### DIRECTIVE
Restate, word for word, all of the material shown below.

(Stored entries)

==============================

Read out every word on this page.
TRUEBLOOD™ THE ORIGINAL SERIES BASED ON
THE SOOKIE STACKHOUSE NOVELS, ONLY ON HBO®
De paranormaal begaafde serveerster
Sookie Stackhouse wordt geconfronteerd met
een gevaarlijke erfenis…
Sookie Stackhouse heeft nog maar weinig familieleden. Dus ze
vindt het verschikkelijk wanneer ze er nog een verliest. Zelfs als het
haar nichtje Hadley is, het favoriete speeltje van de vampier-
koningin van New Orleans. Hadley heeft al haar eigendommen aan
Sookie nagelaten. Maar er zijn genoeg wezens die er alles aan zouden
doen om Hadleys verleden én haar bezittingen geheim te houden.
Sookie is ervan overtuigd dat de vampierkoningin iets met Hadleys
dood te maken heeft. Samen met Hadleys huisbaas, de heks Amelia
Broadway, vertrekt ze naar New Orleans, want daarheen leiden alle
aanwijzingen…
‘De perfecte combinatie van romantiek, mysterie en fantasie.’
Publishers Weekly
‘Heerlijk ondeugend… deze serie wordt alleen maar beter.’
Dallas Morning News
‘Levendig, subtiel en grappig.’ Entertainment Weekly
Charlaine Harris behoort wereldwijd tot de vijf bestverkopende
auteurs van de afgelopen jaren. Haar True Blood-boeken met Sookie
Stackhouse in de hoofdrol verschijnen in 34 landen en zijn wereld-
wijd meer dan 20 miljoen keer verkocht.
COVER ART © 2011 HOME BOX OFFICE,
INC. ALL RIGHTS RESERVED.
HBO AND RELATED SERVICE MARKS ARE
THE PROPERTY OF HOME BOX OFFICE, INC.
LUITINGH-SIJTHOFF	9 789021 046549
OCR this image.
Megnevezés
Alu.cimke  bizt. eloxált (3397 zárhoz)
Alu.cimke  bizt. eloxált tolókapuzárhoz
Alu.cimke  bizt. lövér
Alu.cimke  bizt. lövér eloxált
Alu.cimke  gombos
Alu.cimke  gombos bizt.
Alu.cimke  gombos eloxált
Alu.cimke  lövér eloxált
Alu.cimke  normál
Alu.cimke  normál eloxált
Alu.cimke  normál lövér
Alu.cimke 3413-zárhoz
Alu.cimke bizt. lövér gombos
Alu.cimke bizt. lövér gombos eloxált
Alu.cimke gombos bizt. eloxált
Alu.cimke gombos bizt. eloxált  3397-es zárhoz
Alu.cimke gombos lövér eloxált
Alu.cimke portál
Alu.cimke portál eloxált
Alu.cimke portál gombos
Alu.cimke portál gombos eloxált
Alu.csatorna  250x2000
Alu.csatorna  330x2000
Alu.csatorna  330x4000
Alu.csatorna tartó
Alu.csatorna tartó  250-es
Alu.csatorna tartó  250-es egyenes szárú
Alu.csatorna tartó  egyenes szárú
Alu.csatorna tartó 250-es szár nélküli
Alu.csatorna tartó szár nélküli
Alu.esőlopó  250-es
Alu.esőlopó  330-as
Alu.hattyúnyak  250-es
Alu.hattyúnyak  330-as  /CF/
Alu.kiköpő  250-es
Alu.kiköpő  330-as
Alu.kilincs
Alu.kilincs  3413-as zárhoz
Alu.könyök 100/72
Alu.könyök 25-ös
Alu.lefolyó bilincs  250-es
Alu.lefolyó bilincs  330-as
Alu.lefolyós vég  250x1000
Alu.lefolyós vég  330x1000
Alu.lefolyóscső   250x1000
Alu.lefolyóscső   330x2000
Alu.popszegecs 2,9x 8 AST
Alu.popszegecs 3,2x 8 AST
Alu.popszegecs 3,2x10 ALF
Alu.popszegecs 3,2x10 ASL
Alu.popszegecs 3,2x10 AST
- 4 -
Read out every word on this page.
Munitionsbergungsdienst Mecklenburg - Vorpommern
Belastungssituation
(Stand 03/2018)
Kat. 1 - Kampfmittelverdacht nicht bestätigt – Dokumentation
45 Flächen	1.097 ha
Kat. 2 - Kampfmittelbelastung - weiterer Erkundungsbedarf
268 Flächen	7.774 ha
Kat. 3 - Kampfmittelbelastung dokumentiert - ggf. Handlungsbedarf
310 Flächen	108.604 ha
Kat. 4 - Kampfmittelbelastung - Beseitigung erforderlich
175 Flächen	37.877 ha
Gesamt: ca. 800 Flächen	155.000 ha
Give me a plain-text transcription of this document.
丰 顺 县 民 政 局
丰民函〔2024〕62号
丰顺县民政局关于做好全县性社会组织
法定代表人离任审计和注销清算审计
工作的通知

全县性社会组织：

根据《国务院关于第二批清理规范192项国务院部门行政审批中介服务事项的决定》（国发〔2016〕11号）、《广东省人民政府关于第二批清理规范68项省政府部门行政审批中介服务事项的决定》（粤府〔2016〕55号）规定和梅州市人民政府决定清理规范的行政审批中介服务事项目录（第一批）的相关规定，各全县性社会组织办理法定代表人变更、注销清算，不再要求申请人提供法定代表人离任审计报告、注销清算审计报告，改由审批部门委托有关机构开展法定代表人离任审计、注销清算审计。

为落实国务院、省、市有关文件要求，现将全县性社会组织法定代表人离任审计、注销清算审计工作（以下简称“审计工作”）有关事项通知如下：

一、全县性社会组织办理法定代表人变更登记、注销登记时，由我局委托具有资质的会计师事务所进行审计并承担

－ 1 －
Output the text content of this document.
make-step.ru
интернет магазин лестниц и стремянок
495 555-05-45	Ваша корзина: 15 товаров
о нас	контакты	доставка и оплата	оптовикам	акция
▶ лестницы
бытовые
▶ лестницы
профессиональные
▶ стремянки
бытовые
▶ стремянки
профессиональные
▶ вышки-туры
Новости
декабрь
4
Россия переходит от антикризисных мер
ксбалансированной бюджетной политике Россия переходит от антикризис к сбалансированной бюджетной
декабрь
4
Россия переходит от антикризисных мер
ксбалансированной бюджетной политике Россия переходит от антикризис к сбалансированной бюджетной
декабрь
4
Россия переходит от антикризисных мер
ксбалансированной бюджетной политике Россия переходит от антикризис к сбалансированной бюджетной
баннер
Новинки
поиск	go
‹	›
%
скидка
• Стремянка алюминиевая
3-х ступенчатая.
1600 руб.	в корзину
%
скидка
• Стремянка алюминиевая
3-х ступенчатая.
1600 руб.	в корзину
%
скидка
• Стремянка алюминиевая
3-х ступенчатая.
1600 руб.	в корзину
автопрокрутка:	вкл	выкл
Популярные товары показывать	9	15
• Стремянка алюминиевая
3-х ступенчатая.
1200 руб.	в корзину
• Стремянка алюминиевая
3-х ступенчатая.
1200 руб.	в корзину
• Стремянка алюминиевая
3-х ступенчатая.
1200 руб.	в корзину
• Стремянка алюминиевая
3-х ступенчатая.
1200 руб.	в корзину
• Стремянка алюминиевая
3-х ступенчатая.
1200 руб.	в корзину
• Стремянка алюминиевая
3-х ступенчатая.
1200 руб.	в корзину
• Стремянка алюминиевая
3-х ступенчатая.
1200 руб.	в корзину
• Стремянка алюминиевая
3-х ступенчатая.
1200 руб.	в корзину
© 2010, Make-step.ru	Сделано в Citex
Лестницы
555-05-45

==============================

### WORKED SOLUTION
Read out every word on this page.
TRUEBLOOD™ THE ORIGINAL SERIES BASED ON
THE SOOKIE STACKHOUSE NOVELS, ONLY ON HBO®
De paranormaal begaafde serveerster
Sookie Stackhouse wordt geconfronteerd met
een gevaarlijke erfenis…
Sookie Stackhouse heeft nog maar weinig familieleden. Dus ze
vindt het verschikkelijk wanneer ze er nog een verliest. Zelfs als het
haar nichtje Hadley is, het favoriete speeltje van de vampier-
koningin van New Orleans. Hadley heeft al haar eigendommen aan
Sookie nagelaten. Maar er zijn genoeg wezens die er alles aan zouden
doen om Hadleys verleden én haar bezittingen geheim te houden.
Sookie is ervan overtuigd dat de vampierkoningin iets met Hadleys
dood te maken heeft. Samen met Hadleys huisbaas, de heks Amelia
Broadway, vertrekt ze naar New Orleans, want daarheen leiden alle
aanwijzingen…
‘De perfecte combinatie van romantiek, mysterie en fantasie.’
Publishers Weekly
‘Heerlijk ondeugend… deze serie wordt alleen maar beter.’
Dallas Morning News
‘Levendig, subtiel en grappig.’ Entertainment Weekly
Charlaine Harris behoort wereldwijd tot de vijf bestverkopende
auteurs van de afgelopen jaren. Haar True Blood-boeken met Sookie
Stackhouse in de hoofdrol verschijnen in 34 landen en zijn wereld-
wijd meer dan 20 miljoen keer verkocht.
COVER ART © 2011 HOME BOX OFFICE,
INC. ALL RIGHTS RESERVED.
HBO AND RELATED SERVICE MARKS ARE
THE PROPERTY OF HOME BOX OFFICE, INC.
LUITINGH-SIJTHOFF	9 789021 046549
OCR this image.
Megnevezés
Alu.cimke  bizt. eloxált (3397 zárhoz)
Alu.cimke  bizt. eloxált tolókapuzárhoz
Alu.cimke  bizt. lövér
Alu.cimke  bizt. lövér eloxált
Alu.cimke  gombos
Alu.cimke  gombos bizt.
Alu.cimke  gombos eloxált
Alu.cimke  lövér eloxált
Alu.cimke  normál
Alu.cimke  normál eloxált
Alu.cimke  normál lövér
Alu.cimke 3413-zárhoz
Alu.cimke bizt. lövér gombos
Alu.cimke bizt. lövér gombos eloxált
Alu.cimke gombos bizt. eloxált
Alu.cimke gombos bizt. eloxált  3397-es zárhoz
Alu.cimke gombos lövér eloxált
Alu.cimke portál
Alu.cimke portál eloxált
Alu.cimke portál gombos
Alu.cimke portál gombos eloxált
Alu.csatorna  250x2000
Alu.csatorna  330x2000
Alu.csatorna  330x4000
Alu.csatorna tartó
Alu.csatorna tartó  250-es
Alu.csatorna tartó  250-es egyenes szárú
Alu.csatorna tartó  egyenes szárú
Alu.csatorna tartó 250-es szár nélküli
Alu.csatorna tartó szár nélküli
Alu.esőlopó  250-es
Alu.esőlopó  330-as
Alu.hattyúnyak  250-es
Alu.hattyúnyak  330-as  /CF/
Alu.kiköpő  250-es
Alu.kiköpő  330-as
Alu.kilincs
Alu.kilincs  3413-as zárhoz
Alu.könyök 100/72
Alu.könyök 25-ös
Alu.lefolyó bilincs  250-es
Alu.lefolyó bilincs  330-as
Alu.lefolyós vég  250x1000
Alu.lefolyós vég  330x1000
Alu.lefolyóscső   250x1000
Alu.lefolyóscső   330x2000
Alu.popszegecs 2,9x 8 AST
Alu.popszegecs 3,2x 8 AST
Alu.popszegecs 3,2x10 ALF
Alu.popszegecs 3,2x10 ASL
Alu.popszegecs 3,2x10 AST
- 4 -
Read out every word on this page.
Munitionsbergungsdienst Mecklenburg - Vorpommern
Belastungssituation
(Stand 03/2018)
Kat. 1 - Kampfmittelverdacht nicht bestätigt – Dokumentation
45 Flächen	1.097 ha
Kat. 2 - Kampfmittelbelastung - weiterer Erkundungsbedarf
268 Flächen	7.774 ha
Kat. 3 - Kampfmittelbelastung dokumentiert - ggf. Handlungsbedarf
310 Flächen	108.604 ha
Kat. 4 - Kampfmittelbelastung - Beseitigung erforderlich
175 Flächen	37.877 ha
Gesamt: ca. 800 Flächen	155.000 ha
Give me a plain-text transcription of this document.
丰 顺 县 民 政 局
丰民函〔2024〕62号
丰顺县民政局关于做好全县性社会组织
法定代表人离任审计和注销清算审计
工作的通知

全县性社会组织：

根据《国务院关于第二批清理规范192项国务院部门行政审批中介服务事项的决定》（国发〔2016〕11号）、《广东省人民政府关于第二批清理规范68项省政府部门行政审批中介服务事项的决定》（粤府〔2016〕55号）规定和梅州市人民政府决定清理规范的行政审批中介服务事项目录（第一批）的相关规定，各全县性社会组织办理法定代表人变更、注销清算，不再要求申请人提供法定代表人离任审计报告、注销清算审计报告，改由审批部门委托有关机构开展法定代表人离任审计、注销清算审计。

为落实国务院、省、市有关文件要求，现将全县性社会组织法定代表人离任审计、注销清算审计工作（以下简称“审计工作”）有关事项通知如下：

一、全县性社会组织办理法定代表人变更登记、注销登记时，由我局委托具有资质的会计师事务所进行审计并承担

－ 1 －
Output the text content of this document.
make-step.ru
интернет магазин лестниц и стремянок
495 555-05-45	Ваша корзина: 15 товаров
о нас	контакты	доставка и оплата	оптовикам	акция
▶ лестницы
бытовые
▶ лестницы
профессиональные
▶ стремянки
бытовые
▶ стремянки
профессиональные
▶ вышки-туры
Новости
декабрь
4
Россия переходит от антикризисных мер
ксбалансированной бюджетной политике Россия переходит от антикризис к сбалансированной бюджетной
декабрь
4
Россия переходит от антикризисных мер
ксбалансированной бюджетной политике Россия переходит от антикризис к сбалансированной бюджетной
декабрь
4
Россия переходит от антикризисных мер
ксбалансированной бюджетной политике Россия переходит от антикризис к сбалансированной бюджетной
баннер
Новинки
поиск	go
‹	›
%
скидка
• Стремянка алюминиевая
3-х ступенчатая.
1600 руб.	в корзину
%
скидка
• Стремянка алюминиевая
3-х ступенчатая.
1600 руб.	в корзину
%
скидка
• Стремянка алюминиевая
3-х ступенчатая.
1600 руб.	в корзину
автопрокрутка:	вкл	выкл
Популярные товары показывать	9	15
• Стремянка алюминиевая
3-х ступенчатая.
1200 руб.	в корзину
• Стремянка алюминиевая
3-х ступенчатая.
1200 руб.	в корзину
• Стремянка алюминиевая
3-х ступенчатая.
1200 руб.	в корзину
• Стремянка алюминиевая
3-х ступенчатая.
1200 руб.	в корзину
• Стремянка алюминиевая
3-х ступенчатая.
1200 руб.	в корзину
• Стремянка алюминиевая
3-х ступенчатая.
1200 руб.	в корзину
• Стремянка алюминиевая
3-х ступенчатая.
1200 руб.	в корзину
• Стремянка алюминиевая
3-х ступенчатая.
1200 руб.	в корзину
© 2010, Make-step.ru	Сделано в Citex
Лестницы
555-05-45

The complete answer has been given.